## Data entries
★ ★ ★ ★ ★ ★ ★

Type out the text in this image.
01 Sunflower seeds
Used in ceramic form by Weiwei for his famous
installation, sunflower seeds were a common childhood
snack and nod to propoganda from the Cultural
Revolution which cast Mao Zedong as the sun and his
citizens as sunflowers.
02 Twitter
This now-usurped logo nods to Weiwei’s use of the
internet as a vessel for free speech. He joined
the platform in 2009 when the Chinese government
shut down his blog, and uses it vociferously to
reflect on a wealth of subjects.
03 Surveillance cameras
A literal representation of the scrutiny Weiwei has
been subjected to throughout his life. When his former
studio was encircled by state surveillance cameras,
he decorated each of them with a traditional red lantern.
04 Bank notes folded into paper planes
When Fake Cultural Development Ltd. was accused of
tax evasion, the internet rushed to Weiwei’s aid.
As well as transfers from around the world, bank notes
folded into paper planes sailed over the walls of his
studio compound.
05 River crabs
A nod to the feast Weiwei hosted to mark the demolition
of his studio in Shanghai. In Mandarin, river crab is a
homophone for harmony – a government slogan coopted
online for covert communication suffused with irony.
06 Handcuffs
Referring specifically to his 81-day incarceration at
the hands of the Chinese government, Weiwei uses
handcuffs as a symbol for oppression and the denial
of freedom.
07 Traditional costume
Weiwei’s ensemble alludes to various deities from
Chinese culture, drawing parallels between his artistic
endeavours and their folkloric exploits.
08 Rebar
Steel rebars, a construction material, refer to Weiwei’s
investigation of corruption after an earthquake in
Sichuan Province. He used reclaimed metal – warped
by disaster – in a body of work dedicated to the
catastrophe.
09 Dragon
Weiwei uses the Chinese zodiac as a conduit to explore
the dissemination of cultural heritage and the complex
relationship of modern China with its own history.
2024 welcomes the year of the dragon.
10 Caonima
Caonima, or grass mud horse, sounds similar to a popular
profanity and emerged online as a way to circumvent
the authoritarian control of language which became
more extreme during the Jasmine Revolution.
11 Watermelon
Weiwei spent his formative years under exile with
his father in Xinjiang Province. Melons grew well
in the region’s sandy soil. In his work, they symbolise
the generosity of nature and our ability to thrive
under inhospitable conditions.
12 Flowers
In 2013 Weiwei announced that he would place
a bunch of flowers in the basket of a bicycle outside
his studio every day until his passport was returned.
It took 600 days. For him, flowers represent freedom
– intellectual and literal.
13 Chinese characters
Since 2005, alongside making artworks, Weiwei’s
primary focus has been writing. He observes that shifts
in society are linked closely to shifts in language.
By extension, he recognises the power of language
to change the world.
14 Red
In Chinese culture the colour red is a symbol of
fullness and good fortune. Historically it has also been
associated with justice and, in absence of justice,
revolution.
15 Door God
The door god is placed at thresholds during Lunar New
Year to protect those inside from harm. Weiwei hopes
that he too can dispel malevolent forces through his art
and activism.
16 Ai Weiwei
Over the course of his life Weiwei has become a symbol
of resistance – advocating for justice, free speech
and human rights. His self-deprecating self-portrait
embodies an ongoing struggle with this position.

★ ★ ★ ★ ★ ★ ★

## TO DO
Extract every line containing the string "uses" from the data above.

## FULL SOLUTION
shut down his blog, and uses it vociferously to
the hands of the Chinese government, Weiwei uses
Weiwei uses the Chinese zodiac as a conduit to explore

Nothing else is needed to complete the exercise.